SOURCE MATERIAL:
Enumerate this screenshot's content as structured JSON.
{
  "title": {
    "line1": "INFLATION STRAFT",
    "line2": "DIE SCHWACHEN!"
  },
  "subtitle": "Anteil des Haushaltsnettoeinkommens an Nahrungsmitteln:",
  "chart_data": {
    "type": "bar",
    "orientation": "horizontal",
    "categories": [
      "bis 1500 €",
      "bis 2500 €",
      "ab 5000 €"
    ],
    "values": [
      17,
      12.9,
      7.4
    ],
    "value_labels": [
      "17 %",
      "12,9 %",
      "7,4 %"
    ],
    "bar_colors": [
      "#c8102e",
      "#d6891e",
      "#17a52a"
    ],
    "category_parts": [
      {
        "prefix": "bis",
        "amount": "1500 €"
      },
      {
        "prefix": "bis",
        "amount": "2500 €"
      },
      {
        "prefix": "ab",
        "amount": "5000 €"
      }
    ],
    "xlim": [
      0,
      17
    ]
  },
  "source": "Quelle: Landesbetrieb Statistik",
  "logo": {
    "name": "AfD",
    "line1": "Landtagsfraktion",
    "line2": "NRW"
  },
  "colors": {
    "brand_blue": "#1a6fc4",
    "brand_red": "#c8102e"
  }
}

WRITTEN EXERCISE: From the first line to the last, retype the data exactly.

REPLY TO THE TASK:
Enumerate this screenshot's content as structured JSON.
{
  "title": {
    "line1": "INFLATION STRAFT",
    "line2": "DIE SCHWACHEN!"
  },
  "subtitle": "Anteil des Haushaltsnettoeinkommens an Nahrungsmitteln:",
  "chart_data": {
    "type": "bar",
    "orientation": "horizontal",
    "categories": [
      "bis 1500 €",
      "bis 2500 €",
      "ab 5000 €"
    ],
    "values": [
      17,
      12.9,
      7.4
    ],
    "value_labels": [
      "17 %",
      "12,9 %",
      "7,4 %"
    ],
    "bar_colors": [
      "#c8102e",
      "#d6891e",
      "#17a52a"
    ],
    "category_parts": [
      {
        "prefix": "bis",
        "amount": "1500 €"
      },
      {
        "prefix": "bis",
        "amount": "2500 €"
      },
      {
        "prefix": "ab",
        "amount": "5000 €"
      }
    ],
    "xlim": [
      0,
      17
    ]
  },
  "source": "Quelle: Landesbetrieb Statistik",
  "logo": {
    "name": "AfD",
    "line1": "Landtagsfraktion",
    "line2": "NRW"
  },
  "colors": {
    "brand_blue": "#1a6fc4",
    "brand_red": "#c8102e"
  }
}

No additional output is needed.